Request ▸ Print the data exactly as it is given, please.
## BEGIN
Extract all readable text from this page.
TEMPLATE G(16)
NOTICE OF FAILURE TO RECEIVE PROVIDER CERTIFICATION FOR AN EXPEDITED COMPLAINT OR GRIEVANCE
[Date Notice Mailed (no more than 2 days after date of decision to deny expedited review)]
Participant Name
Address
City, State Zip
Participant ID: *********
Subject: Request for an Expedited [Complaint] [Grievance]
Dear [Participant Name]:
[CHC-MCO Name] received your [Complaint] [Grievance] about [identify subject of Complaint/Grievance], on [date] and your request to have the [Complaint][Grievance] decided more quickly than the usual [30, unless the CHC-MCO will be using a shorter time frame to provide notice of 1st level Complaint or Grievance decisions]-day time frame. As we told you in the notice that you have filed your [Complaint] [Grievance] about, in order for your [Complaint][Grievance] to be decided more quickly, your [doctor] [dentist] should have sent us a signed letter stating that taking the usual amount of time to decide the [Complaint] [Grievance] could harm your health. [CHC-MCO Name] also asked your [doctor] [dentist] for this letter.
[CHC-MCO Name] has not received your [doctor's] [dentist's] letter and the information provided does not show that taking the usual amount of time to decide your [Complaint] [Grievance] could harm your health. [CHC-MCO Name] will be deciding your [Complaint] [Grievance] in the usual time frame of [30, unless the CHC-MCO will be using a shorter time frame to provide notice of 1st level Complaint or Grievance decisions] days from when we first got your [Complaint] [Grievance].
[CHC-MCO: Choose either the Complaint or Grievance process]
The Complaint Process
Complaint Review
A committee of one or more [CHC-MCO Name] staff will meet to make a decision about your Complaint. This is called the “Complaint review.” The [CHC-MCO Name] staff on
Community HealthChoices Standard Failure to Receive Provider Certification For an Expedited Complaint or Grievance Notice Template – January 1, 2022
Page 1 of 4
## END
Worked answer ▸
Extract all readable text from this page.
TEMPLATE G(16)
NOTICE OF FAILURE TO RECEIVE PROVIDER CERTIFICATION FOR AN EXPEDITED COMPLAINT OR GRIEVANCE
[Date Notice Mailed (no more than 2 days after date of decision to deny expedited review)]
Participant Name
Address
City, State Zip
Participant ID: *********
Subject: Request for an Expedited [Complaint] [Grievance]
Dear [Participant Name]:
[CHC-MCO Name] received your [Complaint] [Grievance] about [identify subject of Complaint/Grievance], on [date] and your request to have the [Complaint][Grievance] decided more quickly than the usual [30, unless the CHC-MCO will be using a shorter time frame to provide notice of 1st level Complaint or Grievance decisions]-day time frame. As we told you in the notice that you have filed your [Complaint] [Grievance] about, in order for your [Complaint][Grievance] to be decided more quickly, your [doctor] [dentist] should have sent us a signed letter stating that taking the usual amount of time to decide the [Complaint] [Grievance] could harm your health. [CHC-MCO Name] also asked your [doctor] [dentist] for this letter.
[CHC-MCO Name] has not received your [doctor's] [dentist's] letter and the information provided does not show that taking the usual amount of time to decide your [Complaint] [Grievance] could harm your health. [CHC-MCO Name] will be deciding your [Complaint] [Grievance] in the usual time frame of [30, unless the CHC-MCO will be using a shorter time frame to provide notice of 1st level Complaint or Grievance decisions] days from when we first got your [Complaint] [Grievance].
[CHC-MCO: Choose either the Complaint or Grievance process]
The Complaint Process
Complaint Review
A committee of one or more [CHC-MCO Name] staff will meet to make a decision about your Complaint. This is called the “Complaint review.” The [CHC-MCO Name] staff on
Community HealthChoices Standard Failure to Receive Provider Certification For an Expedited Complaint or Grievance Notice Template – January 1, 2022
Page 1 of 4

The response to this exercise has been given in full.